[Start MATERIAL PROVIDED]

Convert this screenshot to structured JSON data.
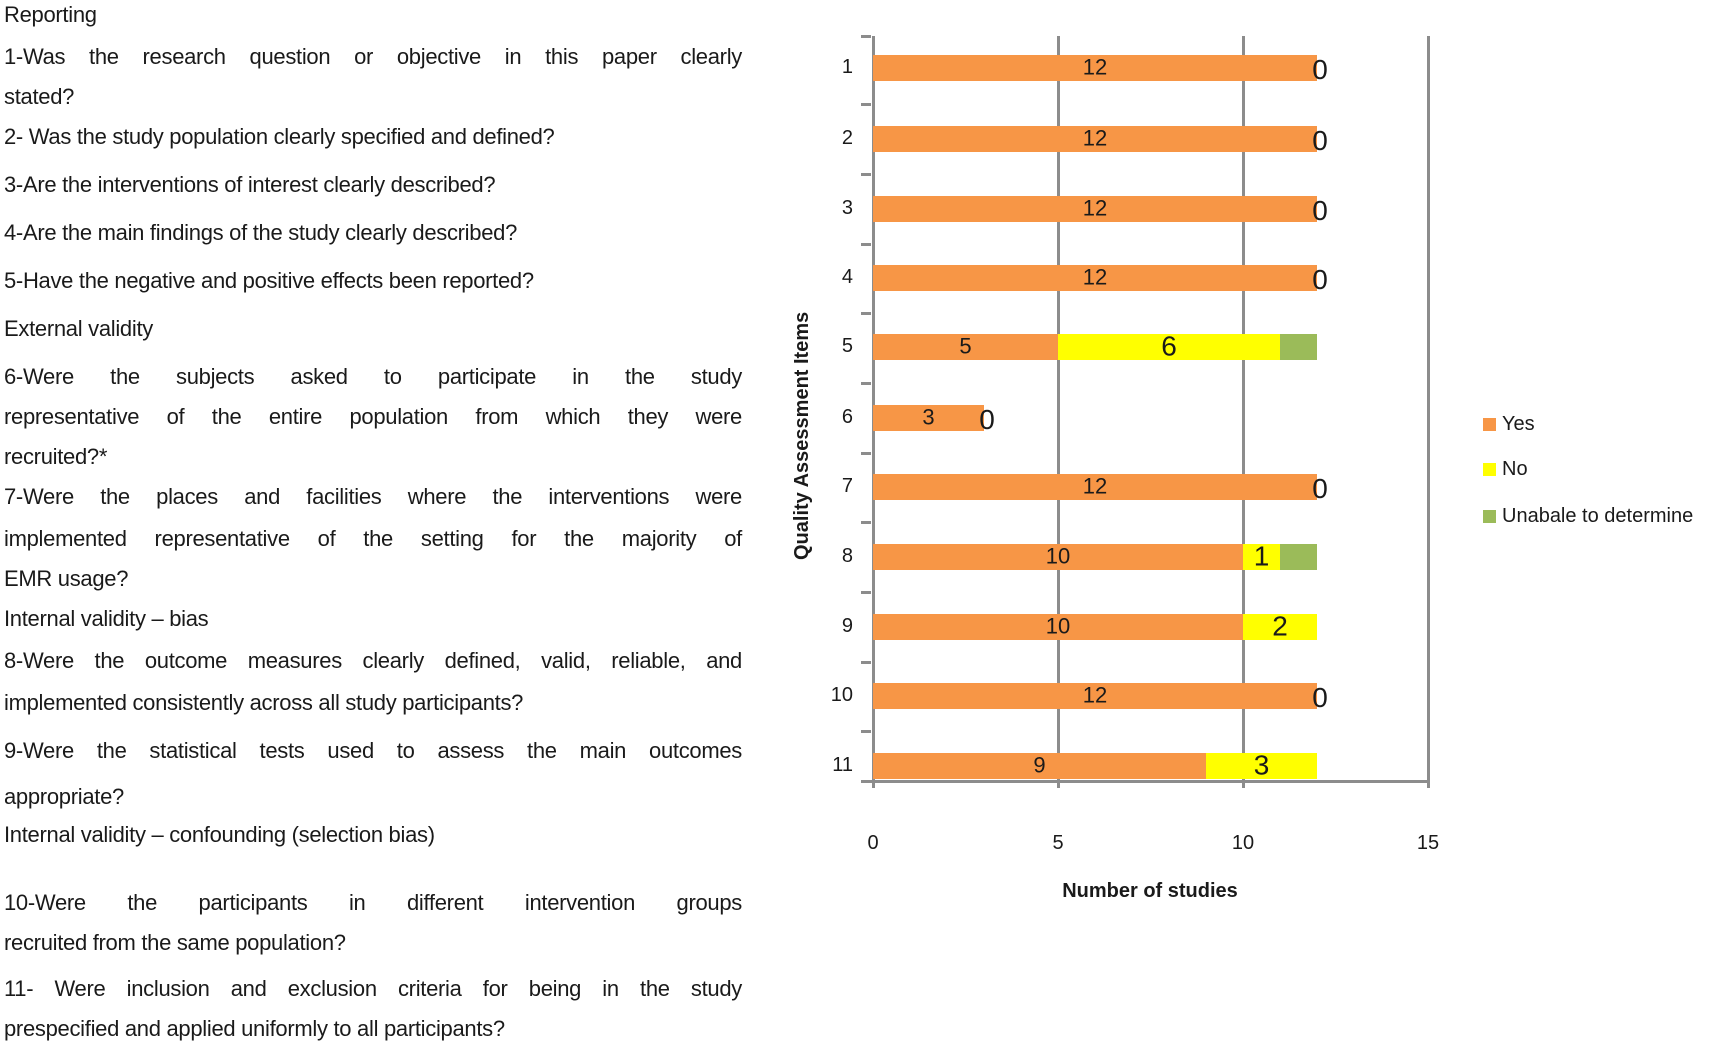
{
  "questions_panel": {
    "sections": [
      {
        "heading": "Reporting",
        "items": [
          {
            "lines": [
              "1-Was the research question or objective in this paper clearly",
              "stated?"
            ]
          },
          {
            "lines": [
              "2- Was the study population  clearly specified and defined?"
            ]
          },
          {
            "lines": [
              "3-Are the interventions of interest clearly described?"
            ]
          },
          {
            "lines": [
              "4-Are the main findings of the study clearly described?"
            ]
          },
          {
            "lines": [
              " 5-Have the negative and positive effects been reported?"
            ]
          }
        ]
      },
      {
        "heading": "External validity",
        "items": [
          {
            "lines": [
              "6-Were the subjects asked to participate in the study",
              "representative of the entire population from which they were",
              "recruited?*"
            ]
          },
          {
            "lines": [
              "7-Were the places and facilities where the interventions were",
              "implemented representative of the setting for the majority of",
              "EMR usage?"
            ]
          }
        ]
      },
      {
        "heading": "Internal validity – bias",
        "items": [
          {
            "lines": [
              "8-Were the outcome measures clearly defined, valid, reliable, and",
              "implemented consistently  across all study participants?"
            ]
          },
          {
            "lines": [
              "9-Were the statistical tests used to assess the main outcomes",
              "appropriate?"
            ]
          }
        ]
      },
      {
        "heading": "Internal validity – confounding (selection bias)",
        "items": [
          {
            "lines": [
              "10-Were the participants in different intervention groups",
              "recruited from the same population?"
            ]
          },
          {
            "lines": [
              "11- Were inclusion and exclusion criteria for being in the study",
              "prespecified and applied uniformly to all participants?"
            ]
          }
        ]
      }
    ]
  },
  "chart_data": {
    "type": "bar",
    "orientation": "horizontal",
    "stacked": true,
    "title": "",
    "xlabel": "Number of studies",
    "ylabel": "Quality Assessment Items",
    "categories": [
      "1",
      "2",
      "3",
      "4",
      "5",
      "6",
      "7",
      "8",
      "9",
      "10",
      "11"
    ],
    "xlim": [
      0,
      15
    ],
    "xticks": [
      0,
      5,
      10,
      15
    ],
    "grid": "vertical major gridlines",
    "legend_position": "right",
    "series": [
      {
        "name": "Yes",
        "color": "#F79646",
        "values": [
          12,
          12,
          12,
          12,
          5,
          3,
          12,
          10,
          10,
          12,
          9
        ]
      },
      {
        "name": "No",
        "color": "#FFFF00",
        "values": [
          0,
          0,
          0,
          0,
          6,
          0,
          0,
          1,
          2,
          0,
          3
        ]
      },
      {
        "name": "Unabale to determine",
        "color": "#9BBB59",
        "values": [
          0,
          0,
          0,
          0,
          1,
          0,
          0,
          1,
          0,
          0,
          0
        ]
      }
    ],
    "data_labels": [
      {
        "item": "1",
        "yes": "12",
        "no": "0"
      },
      {
        "item": "2",
        "yes": "12",
        "no": "0"
      },
      {
        "item": "3",
        "yes": "12",
        "no": "0"
      },
      {
        "item": "4",
        "yes": "12",
        "no": "0"
      },
      {
        "item": "5",
        "yes": "5",
        "no": "6"
      },
      {
        "item": "6",
        "yes": "3",
        "no": "0"
      },
      {
        "item": "7",
        "yes": "12",
        "no": "0"
      },
      {
        "item": "8",
        "yes": "10",
        "no": "1"
      },
      {
        "item": "9",
        "yes": "10",
        "no": "2"
      },
      {
        "item": "10",
        "yes": "12",
        "no": "0"
      },
      {
        "item": "11",
        "yes": "9",
        "no": "3"
      }
    ]
  }
}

[End MATERIAL PROVIDED]

● **INSTRUCTIONS FOR THE TASK**: Look through the entries above and list every line containing "color".

● **ANSWER TO THE EXERCISE**:
        "color": "#F79646",
        "color": "#FFFF00",
        "color": "#9BBB59",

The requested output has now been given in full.